Display every line of the listing that contains the word "mounted", treating uppercase and lowercase letters as different.

* [DATA SUPPLIED]:

□ □ □ □

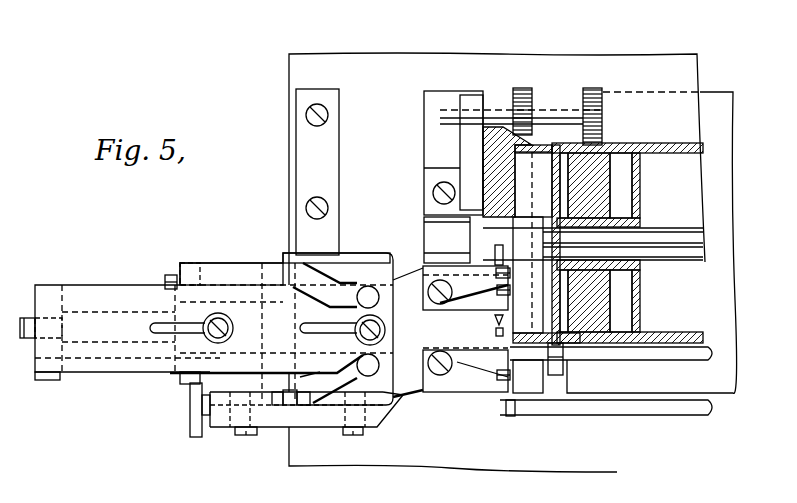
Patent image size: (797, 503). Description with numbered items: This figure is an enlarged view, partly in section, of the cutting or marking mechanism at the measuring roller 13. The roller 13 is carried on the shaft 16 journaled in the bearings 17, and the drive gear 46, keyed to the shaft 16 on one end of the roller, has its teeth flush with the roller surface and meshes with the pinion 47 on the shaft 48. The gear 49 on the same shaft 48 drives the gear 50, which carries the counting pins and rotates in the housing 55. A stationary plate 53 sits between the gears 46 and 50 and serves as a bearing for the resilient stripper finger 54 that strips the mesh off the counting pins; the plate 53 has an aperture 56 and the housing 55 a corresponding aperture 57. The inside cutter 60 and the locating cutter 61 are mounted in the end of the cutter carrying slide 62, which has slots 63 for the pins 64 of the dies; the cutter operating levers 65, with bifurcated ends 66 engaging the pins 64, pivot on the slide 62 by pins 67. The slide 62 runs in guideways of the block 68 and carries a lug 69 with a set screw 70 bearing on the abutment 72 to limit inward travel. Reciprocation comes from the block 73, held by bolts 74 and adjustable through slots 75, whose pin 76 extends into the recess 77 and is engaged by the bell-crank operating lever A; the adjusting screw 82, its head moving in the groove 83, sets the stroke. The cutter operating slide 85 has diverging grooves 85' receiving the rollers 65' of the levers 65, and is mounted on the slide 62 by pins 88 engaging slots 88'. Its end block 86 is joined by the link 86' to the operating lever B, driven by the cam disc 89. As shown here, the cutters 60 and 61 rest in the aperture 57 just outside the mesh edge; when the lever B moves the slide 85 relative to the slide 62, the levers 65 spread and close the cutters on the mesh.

The measuring roller 13 is at (663, 145).
The shaft 16 is at (675, 237).
The bearings 17 is at (424, 215).
The drive gear 46 is at (595, 182).
The pinion 47 is at (603, 130).
The shaft 48 is at (547, 117).
The gear 49 is at (522, 88).
The gear 50 is at (533, 242).
The stationary plate 53 is at (560, 145).
The resilient stripper finger 54 is at (545, 140).
The housing 55 is at (493, 133).
The aperture 56 is at (600, 295).
The aperture 57 is at (515, 417).
The inside cutter 60 is at (504, 324).
The locating cutter 61 is at (502, 338).
The cutter carrying slide 62 is at (393, 262).
The slots 63 is at (508, 290).
The pins 64 is at (510, 272).
The cutter operating levers 65 is at (395, 314).
The rollers 65' is at (352, 328).
The bifurcated ends 66 is at (490, 262).
The pins 67 is at (447, 305).
The block 68 is at (213, 305).
The lug 69 is at (193, 268).
The set screw 70 is at (165, 278).
The abutment 72 is at (275, 262).
The block 73 is at (327, 420).
The bolts 74 is at (235, 432).
The slots 75 is at (400, 428).
The pin 76 is at (330, 393).
The recess 77 is at (280, 405).
The adjusting screw 82 is at (190, 410).
The groove 83 is at (182, 378).
The cutter operating slide 85 is at (266, 349).
The diverging grooves 85' is at (336, 300).
The block 86 is at (115, 314).
The link 86' is at (127, 383).
The pins 88 is at (234, 324).
The slots 88' is at (332, 324).
The cam disc 89 is at (150, 325).
The operating lever A is at (290, 405).
The operating lever B is at (300, 377).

□ □ □ □

* [EXERCISE ANSWER]:
Patent image size: (797, 503). Description with numbered items: This figure is an enlarged view, partly in section, of the cutting or marking mechanism at the measuring roller 13. The roller 13 is carried on the shaft 16 journaled in the bearings 17, and the drive gear 46, keyed to the shaft 16 on one end of the roller, has its teeth flush with the roller surface and meshes with the pinion 47 on the shaft 48. The gear 49 on the same shaft 48 drives the gear 50, which carries the counting pins and rotates in the housing 55. A stationary plate 53 sits between the gears 46 and 50 and serves as a bearing for the resilient stripper finger 54 that strips the mesh off the counting pins; the plate 53 has an aperture 56 and the housing 55 a corresponding aperture 57. The inside cutter 60 and the locating cutter 61 are mounted in the end of the cutter carrying slide 62, which has slots 63 for the pins 64 of the dies; the cutter operating levers 65, with bifurcated ends 66 engaging the pins 64, pivot on the slide 62 by pins 67. The slide 62 runs in guideways of the block 68 and carries a lug 69 with a set screw 70 bearing on the abutment 72 to limit inward travel. Reciprocation comes from the block 73, held by bolts 74 and adjustable through slots 75, whose pin 76 extends into the recess 77 and is engaged by the bell-crank operating lever A; the adjusting screw 82, its head moving in the groove 83, sets the stroke. The cutter operating slide 85 has diverging grooves 85' receiving the rollers 65' of the levers 65, and is mounted on the slide 62 by pins 88 engaging slots 88'. Its end block 86 is joined by the link 86' to the operating lever B, driven by the cam disc 89. As shown here, the cutters 60 and 61 rest in the aperture 57 just outside the mesh edge; when the lever B moves the slide 85 relative to the slide 62, the levers 65 spread and close the cutters on the mesh.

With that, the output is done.